THE PROBLEM>
All of the data below should be written out exactly.

Figure data in JSON

════

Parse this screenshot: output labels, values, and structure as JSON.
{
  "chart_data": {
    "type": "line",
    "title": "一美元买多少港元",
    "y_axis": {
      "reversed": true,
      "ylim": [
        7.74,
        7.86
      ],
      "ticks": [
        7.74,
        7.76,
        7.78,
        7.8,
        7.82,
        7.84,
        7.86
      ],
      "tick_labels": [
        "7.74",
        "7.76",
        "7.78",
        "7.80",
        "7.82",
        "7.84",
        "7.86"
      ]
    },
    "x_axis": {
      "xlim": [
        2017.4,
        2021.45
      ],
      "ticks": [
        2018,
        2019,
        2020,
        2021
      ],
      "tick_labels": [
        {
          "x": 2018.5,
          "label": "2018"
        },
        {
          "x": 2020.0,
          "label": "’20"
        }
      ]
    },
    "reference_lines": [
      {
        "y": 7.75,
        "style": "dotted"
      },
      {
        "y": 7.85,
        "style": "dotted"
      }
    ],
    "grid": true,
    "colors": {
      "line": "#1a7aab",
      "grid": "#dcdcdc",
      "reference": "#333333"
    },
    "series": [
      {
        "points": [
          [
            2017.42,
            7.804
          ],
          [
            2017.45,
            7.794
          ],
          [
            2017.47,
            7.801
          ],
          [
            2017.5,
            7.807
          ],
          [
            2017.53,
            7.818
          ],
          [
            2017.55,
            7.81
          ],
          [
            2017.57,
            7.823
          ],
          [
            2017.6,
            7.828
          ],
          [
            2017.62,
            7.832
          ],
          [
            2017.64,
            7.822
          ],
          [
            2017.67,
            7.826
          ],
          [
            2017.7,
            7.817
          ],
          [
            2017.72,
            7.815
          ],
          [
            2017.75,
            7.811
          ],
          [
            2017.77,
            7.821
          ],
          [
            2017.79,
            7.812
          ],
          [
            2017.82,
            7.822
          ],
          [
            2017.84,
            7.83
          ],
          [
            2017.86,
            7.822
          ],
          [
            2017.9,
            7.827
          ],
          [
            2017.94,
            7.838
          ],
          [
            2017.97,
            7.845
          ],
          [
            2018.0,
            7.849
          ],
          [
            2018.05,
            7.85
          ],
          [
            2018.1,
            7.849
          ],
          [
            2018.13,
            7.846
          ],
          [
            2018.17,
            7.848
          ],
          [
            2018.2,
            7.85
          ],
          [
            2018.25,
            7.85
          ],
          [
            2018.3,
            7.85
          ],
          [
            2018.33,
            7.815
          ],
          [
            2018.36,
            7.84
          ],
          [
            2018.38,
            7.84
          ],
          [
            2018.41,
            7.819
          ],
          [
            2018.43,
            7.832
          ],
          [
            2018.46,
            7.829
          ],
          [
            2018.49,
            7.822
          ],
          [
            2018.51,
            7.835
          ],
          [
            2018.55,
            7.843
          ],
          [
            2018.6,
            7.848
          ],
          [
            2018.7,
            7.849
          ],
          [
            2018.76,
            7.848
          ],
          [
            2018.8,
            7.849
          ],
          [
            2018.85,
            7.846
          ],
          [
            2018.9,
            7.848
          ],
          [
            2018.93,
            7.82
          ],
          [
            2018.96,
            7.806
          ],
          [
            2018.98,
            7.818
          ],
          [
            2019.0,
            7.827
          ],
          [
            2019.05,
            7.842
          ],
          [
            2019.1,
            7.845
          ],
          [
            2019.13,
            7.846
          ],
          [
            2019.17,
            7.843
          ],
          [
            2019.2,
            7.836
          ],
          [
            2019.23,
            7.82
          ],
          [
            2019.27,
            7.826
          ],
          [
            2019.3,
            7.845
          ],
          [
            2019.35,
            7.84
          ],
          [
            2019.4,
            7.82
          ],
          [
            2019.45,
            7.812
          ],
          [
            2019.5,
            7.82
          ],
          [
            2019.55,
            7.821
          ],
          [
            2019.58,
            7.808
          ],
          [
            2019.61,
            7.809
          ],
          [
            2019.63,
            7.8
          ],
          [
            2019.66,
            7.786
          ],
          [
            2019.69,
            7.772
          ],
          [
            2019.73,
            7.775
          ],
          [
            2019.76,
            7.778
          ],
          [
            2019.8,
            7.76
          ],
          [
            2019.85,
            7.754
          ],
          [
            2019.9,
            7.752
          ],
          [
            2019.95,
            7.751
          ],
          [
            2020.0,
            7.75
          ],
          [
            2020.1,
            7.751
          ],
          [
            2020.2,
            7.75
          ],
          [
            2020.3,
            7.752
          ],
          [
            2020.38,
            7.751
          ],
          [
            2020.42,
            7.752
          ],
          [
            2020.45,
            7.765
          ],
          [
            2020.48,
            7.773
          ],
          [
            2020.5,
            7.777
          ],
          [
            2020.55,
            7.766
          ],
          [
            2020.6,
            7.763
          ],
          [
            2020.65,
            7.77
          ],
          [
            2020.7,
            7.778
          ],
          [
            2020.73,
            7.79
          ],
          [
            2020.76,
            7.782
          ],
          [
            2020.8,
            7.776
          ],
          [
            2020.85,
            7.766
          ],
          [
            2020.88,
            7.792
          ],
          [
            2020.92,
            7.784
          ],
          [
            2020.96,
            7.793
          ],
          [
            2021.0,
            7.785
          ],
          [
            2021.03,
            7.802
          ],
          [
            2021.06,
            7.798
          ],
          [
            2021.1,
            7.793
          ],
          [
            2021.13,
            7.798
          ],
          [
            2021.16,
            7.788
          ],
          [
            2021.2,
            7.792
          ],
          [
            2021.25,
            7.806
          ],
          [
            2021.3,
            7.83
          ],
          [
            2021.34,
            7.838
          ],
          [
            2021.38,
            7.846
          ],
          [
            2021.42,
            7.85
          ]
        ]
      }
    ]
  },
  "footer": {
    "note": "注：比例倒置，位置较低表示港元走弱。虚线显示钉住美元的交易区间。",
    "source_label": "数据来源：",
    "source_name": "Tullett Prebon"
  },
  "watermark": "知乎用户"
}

════

SOLUTION TO THIS PROBLEM>
Parse this screenshot: output labels, values, and structure as JSON.
{
  "chart_data": {
    "type": "line",
    "title": "一美元买多少港元",
    "y_axis": {
      "reversed": true,
      "ylim": [
        7.74,
        7.86
      ],
      "ticks": [
        7.74,
        7.76,
        7.78,
        7.8,
        7.82,
        7.84,
        7.86
      ],
      "tick_labels": [
        "7.74",
        "7.76",
        "7.78",
        "7.80",
        "7.82",
        "7.84",
        "7.86"
      ]
    },
    "x_axis": {
      "xlim": [
        2017.4,
        2021.45
      ],
      "ticks": [
        2018,
        2019,
        2020,
        2021
      ],
      "tick_labels": [
        {
          "x": 2018.5,
          "label": "2018"
        },
        {
          "x": 2020.0,
          "label": "’20"
        }
      ]
    },
    "reference_lines": [
      {
        "y": 7.75,
        "style": "dotted"
      },
      {
        "y": 7.85,
        "style": "dotted"
      }
    ],
    "grid": true,
    "colors": {
      "line": "#1a7aab",
      "grid": "#dcdcdc",
      "reference": "#333333"
    },
    "series": [
      {
        "points": [
          [
            2017.42,
            7.804
          ],
          [
            2017.45,
            7.794
          ],
          [
            2017.47,
            7.801
          ],
          [
            2017.5,
            7.807
          ],
          [
            2017.53,
            7.818
          ],
          [
            2017.55,
            7.81
          ],
          [
            2017.57,
            7.823
          ],
          [
            2017.6,
            7.828
          ],
          [
            2017.62,
            7.832
          ],
          [
            2017.64,
            7.822
          ],
          [
            2017.67,
            7.826
          ],
          [
            2017.7,
            7.817
          ],
          [
            2017.72,
            7.815
          ],
          [
            2017.75,
            7.811
          ],
          [
            2017.77,
            7.821
          ],
          [
            2017.79,
            7.812
          ],
          [
            2017.82,
            7.822
          ],
          [
            2017.84,
            7.83
          ],
          [
            2017.86,
            7.822
          ],
          [
            2017.9,
            7.827
          ],
          [
            2017.94,
            7.838
          ],
          [
            2017.97,
            7.845
          ],
          [
            2018.0,
            7.849
          ],
          [
            2018.05,
            7.85
          ],
          [
            2018.1,
            7.849
          ],
          [
            2018.13,
            7.846
          ],
          [
            2018.17,
            7.848
          ],
          [
            2018.2,
            7.85
          ],
          [
            2018.25,
            7.85
          ],
          [
            2018.3,
            7.85
          ],
          [
            2018.33,
            7.815
          ],
          [
            2018.36,
            7.84
          ],
          [
            2018.38,
            7.84
          ],
          [
            2018.41,
            7.819
          ],
          [
            2018.43,
            7.832
          ],
          [
            2018.46,
            7.829
          ],
          [
            2018.49,
            7.822
          ],
          [
            2018.51,
            7.835
          ],
          [
            2018.55,
            7.843
          ],
          [
            2018.6,
            7.848
          ],
          [
            2018.7,
            7.849
          ],
          [
            2018.76,
            7.848
          ],
          [
            2018.8,
            7.849
          ],
          [
            2018.85,
            7.846
          ],
          [
            2018.9,
            7.848
          ],
          [
            2018.93,
            7.82
          ],
          [
            2018.96,
            7.806
          ],
          [
            2018.98,
            7.818
          ],
          [
            2019.0,
            7.827
          ],
          [
            2019.05,
            7.842
          ],
          [
            2019.1,
            7.845
          ],
          [
            2019.13,
            7.846
          ],
          [
            2019.17,
            7.843
          ],
          [
            2019.2,
            7.836
          ],
          [
            2019.23,
            7.82
          ],
          [
            2019.27,
            7.826
          ],
          [
            2019.3,
            7.845
          ],
          [
            2019.35,
            7.84
          ],
          [
            2019.4,
            7.82
          ],
          [
            2019.45,
            7.812
          ],
          [
            2019.5,
            7.82
          ],
          [
            2019.55,
            7.821
          ],
          [
            2019.58,
            7.808
          ],
          [
            2019.61,
            7.809
          ],
          [
            2019.63,
            7.8
          ],
          [
            2019.66,
            7.786
          ],
          [
            2019.69,
            7.772
          ],
          [
            2019.73,
            7.775
          ],
          [
            2019.76,
            7.778
          ],
          [
            2019.8,
            7.76
          ],
          [
            2019.85,
            7.754
          ],
          [
            2019.9,
            7.752
          ],
          [
            2019.95,
            7.751
          ],
          [
            2020.0,
            7.75
          ],
          [
            2020.1,
            7.751
          ],
          [
            2020.2,
            7.75
          ],
          [
            2020.3,
            7.752
          ],
          [
            2020.38,
            7.751
          ],
          [
            2020.42,
            7.752
          ],
          [
            2020.45,
            7.765
          ],
          [
            2020.48,
            7.773
          ],
          [
            2020.5,
            7.777
          ],
          [
            2020.55,
            7.766
          ],
          [
            2020.6,
            7.763
          ],
          [
            2020.65,
            7.77
          ],
          [
            2020.7,
            7.778
          ],
          [
            2020.73,
            7.79
          ],
          [
            2020.76,
            7.782
          ],
          [
            2020.8,
            7.776
          ],
          [
            2020.85,
            7.766
          ],
          [
            2020.88,
            7.792
          ],
          [
            2020.92,
            7.784
          ],
          [
            2020.96,
            7.793
          ],
          [
            2021.0,
            7.785
          ],
          [
            2021.03,
            7.802
          ],
          [
            2021.06,
            7.798
          ],
          [
            2021.1,
            7.793
          ],
          [
            2021.13,
            7.798
          ],
          [
            2021.16,
            7.788
          ],
          [
            2021.2,
            7.792
          ],
          [
            2021.25,
            7.806
          ],
          [
            2021.3,
            7.83
          ],
          [
            2021.34,
            7.838
          ],
          [
            2021.38,
            7.846
          ],
          [
            2021.42,
            7.85
          ]
        ]
      }
    ]
  },
  "footer": {
    "note": "注：比例倒置，位置较低表示港元走弱。虚线显示钉住美元的交易区间。",
    "source_label": "数据来源：",
    "source_name": "Tullett Prebon"
  },
  "watermark": "知乎用户"
}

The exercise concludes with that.